(Stored records)
»»

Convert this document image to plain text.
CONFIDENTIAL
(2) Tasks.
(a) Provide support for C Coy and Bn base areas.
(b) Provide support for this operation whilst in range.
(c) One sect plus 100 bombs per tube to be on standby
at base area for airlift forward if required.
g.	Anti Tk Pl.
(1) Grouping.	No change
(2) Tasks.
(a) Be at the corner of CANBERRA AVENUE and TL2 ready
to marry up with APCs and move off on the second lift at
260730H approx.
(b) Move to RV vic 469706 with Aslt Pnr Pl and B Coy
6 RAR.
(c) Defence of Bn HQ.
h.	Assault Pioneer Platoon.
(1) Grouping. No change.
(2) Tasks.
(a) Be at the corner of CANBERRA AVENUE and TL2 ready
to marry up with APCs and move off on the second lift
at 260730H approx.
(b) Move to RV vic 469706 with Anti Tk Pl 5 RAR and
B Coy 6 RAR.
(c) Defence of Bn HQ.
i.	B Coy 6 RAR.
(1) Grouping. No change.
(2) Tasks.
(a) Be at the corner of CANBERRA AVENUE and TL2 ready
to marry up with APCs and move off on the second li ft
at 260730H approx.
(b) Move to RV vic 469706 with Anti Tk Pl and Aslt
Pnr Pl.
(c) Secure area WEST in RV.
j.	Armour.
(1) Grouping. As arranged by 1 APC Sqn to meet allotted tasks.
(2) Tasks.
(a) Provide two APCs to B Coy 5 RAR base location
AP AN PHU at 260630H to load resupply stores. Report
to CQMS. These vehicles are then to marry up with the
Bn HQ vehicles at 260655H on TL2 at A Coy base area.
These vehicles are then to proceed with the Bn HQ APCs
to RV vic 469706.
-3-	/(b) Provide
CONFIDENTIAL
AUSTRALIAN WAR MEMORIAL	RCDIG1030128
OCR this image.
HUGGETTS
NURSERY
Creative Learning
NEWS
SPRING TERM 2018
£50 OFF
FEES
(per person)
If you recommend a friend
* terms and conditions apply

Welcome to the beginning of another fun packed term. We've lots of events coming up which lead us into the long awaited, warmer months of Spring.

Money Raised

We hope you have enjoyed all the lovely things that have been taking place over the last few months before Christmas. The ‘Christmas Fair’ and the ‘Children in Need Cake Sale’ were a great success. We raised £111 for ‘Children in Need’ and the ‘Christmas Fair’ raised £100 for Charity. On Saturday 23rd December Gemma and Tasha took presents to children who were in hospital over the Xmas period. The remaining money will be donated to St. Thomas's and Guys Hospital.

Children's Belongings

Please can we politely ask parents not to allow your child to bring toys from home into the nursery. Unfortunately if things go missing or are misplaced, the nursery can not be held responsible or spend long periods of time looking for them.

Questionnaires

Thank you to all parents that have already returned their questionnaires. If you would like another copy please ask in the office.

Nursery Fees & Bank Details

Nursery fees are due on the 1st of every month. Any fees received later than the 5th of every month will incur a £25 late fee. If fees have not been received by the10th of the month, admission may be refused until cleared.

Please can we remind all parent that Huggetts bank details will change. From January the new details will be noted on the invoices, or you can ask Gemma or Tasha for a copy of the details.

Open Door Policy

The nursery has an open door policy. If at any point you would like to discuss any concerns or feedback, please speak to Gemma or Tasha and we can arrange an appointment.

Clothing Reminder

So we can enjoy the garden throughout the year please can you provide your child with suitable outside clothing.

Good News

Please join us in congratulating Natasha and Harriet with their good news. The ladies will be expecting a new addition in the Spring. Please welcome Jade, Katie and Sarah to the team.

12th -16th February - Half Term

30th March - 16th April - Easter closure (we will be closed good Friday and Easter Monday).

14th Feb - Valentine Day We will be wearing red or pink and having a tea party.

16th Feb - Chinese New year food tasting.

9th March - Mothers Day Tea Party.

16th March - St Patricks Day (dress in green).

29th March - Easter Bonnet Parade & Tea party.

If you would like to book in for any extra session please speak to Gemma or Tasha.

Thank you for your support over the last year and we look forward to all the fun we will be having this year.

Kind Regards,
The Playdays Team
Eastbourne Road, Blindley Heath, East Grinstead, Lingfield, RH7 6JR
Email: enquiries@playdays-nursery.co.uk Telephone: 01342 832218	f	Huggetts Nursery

««

What is required:
Transcribe the entire listing above precisely.

The reply:
Convert this document image to plain text.
CONFIDENTIAL
(2) Tasks.
(a) Provide support for C Coy and Bn base areas.
(b) Provide support for this operation whilst in range.
(c) One sect plus 100 bombs per tube to be on standby
at base area for airlift forward if required.
g.	Anti Tk Pl.
(1) Grouping.	No change
(2) Tasks.
(a) Be at the corner of CANBERRA AVENUE and TL2 ready
to marry up with APCs and move off on the second lift at
260730H approx.
(b) Move to RV vic 469706 with Aslt Pnr Pl and B Coy
6 RAR.
(c) Defence of Bn HQ.
h.	Assault Pioneer Platoon.
(1) Grouping. No change.
(2) Tasks.
(a) Be at the corner of CANBERRA AVENUE and TL2 ready
to marry up with APCs and move off on the second lift
at 260730H approx.
(b) Move to RV vic 469706 with Anti Tk Pl 5 RAR and
B Coy 6 RAR.
(c) Defence of Bn HQ.
i.	B Coy 6 RAR.
(1) Grouping. No change.
(2) Tasks.
(a) Be at the corner of CANBERRA AVENUE and TL2 ready
to marry up with APCs and move off on the second li ft
at 260730H approx.
(b) Move to RV vic 469706 with Anti Tk Pl and Aslt
Pnr Pl.
(c) Secure area WEST in RV.
j.	Armour.
(1) Grouping. As arranged by 1 APC Sqn to meet allotted tasks.
(2) Tasks.
(a) Provide two APCs to B Coy 5 RAR base location
AP AN PHU at 260630H to load resupply stores. Report
to CQMS. These vehicles are then to marry up with the
Bn HQ vehicles at 260655H on TL2 at A Coy base area.
These vehicles are then to proceed with the Bn HQ APCs
to RV vic 469706.
-3-	/(b) Provide
CONFIDENTIAL
AUSTRALIAN WAR MEMORIAL	RCDIG1030128
OCR this image.
HUGGETTS
NURSERY
Creative Learning
NEWS
SPRING TERM 2018
£50 OFF
FEES
(per person)
If you recommend a friend
* terms and conditions apply

Welcome to the beginning of another fun packed term. We've lots of events coming up which lead us into the long awaited, warmer months of Spring.

Money Raised

We hope you have enjoyed all the lovely things that have been taking place over the last few months before Christmas. The ‘Christmas Fair’ and the ‘Children in Need Cake Sale’ were a great success. We raised £111 for ‘Children in Need’ and the ‘Christmas Fair’ raised £100 for Charity. On Saturday 23rd December Gemma and Tasha took presents to children who were in hospital over the Xmas period. The remaining money will be donated to St. Thomas's and Guys Hospital.

Children's Belongings

Please can we politely ask parents not to allow your child to bring toys from home into the nursery. Unfortunately if things go missing or are misplaced, the nursery can not be held responsible or spend long periods of time looking for them.

Questionnaires

Thank you to all parents that have already returned their questionnaires. If you would like another copy please ask in the office.

Nursery Fees & Bank Details

Nursery fees are due on the 1st of every month. Any fees received later than the 5th of every month will incur a £25 late fee. If fees have not been received by the10th of the month, admission may be refused until cleared.

Please can we remind all parent that Huggetts bank details will change. From January the new details will be noted on the invoices, or you can ask Gemma or Tasha for a copy of the details.

Open Door Policy

The nursery has an open door policy. If at any point you would like to discuss any concerns or feedback, please speak to Gemma or Tasha and we can arrange an appointment.

Clothing Reminder

So we can enjoy the garden throughout the year please can you provide your child with suitable outside clothing.

Good News

Please join us in congratulating Natasha and Harriet with their good news. The ladies will be expecting a new addition in the Spring. Please welcome Jade, Katie and Sarah to the team.

12th -16th February - Half Term

30th March - 16th April - Easter closure (we will be closed good Friday and Easter Monday).

14th Feb - Valentine Day We will be wearing red or pink and having a tea party.

16th Feb - Chinese New year food tasting.

9th March - Mothers Day Tea Party.

16th March - St Patricks Day (dress in green).

29th March - Easter Bonnet Parade & Tea party.

If you would like to book in for any extra session please speak to Gemma or Tasha.

Thank you for your support over the last year and we look forward to all the fun we will be having this year.

Kind Regards,
The Playdays Team
Eastbourne Road, Blindley Heath, East Grinstead, Lingfield, RH7 6JR
Email: enquiries@playdays-nursery.co.uk Telephone: 01342 832218	f	Huggetts Nursery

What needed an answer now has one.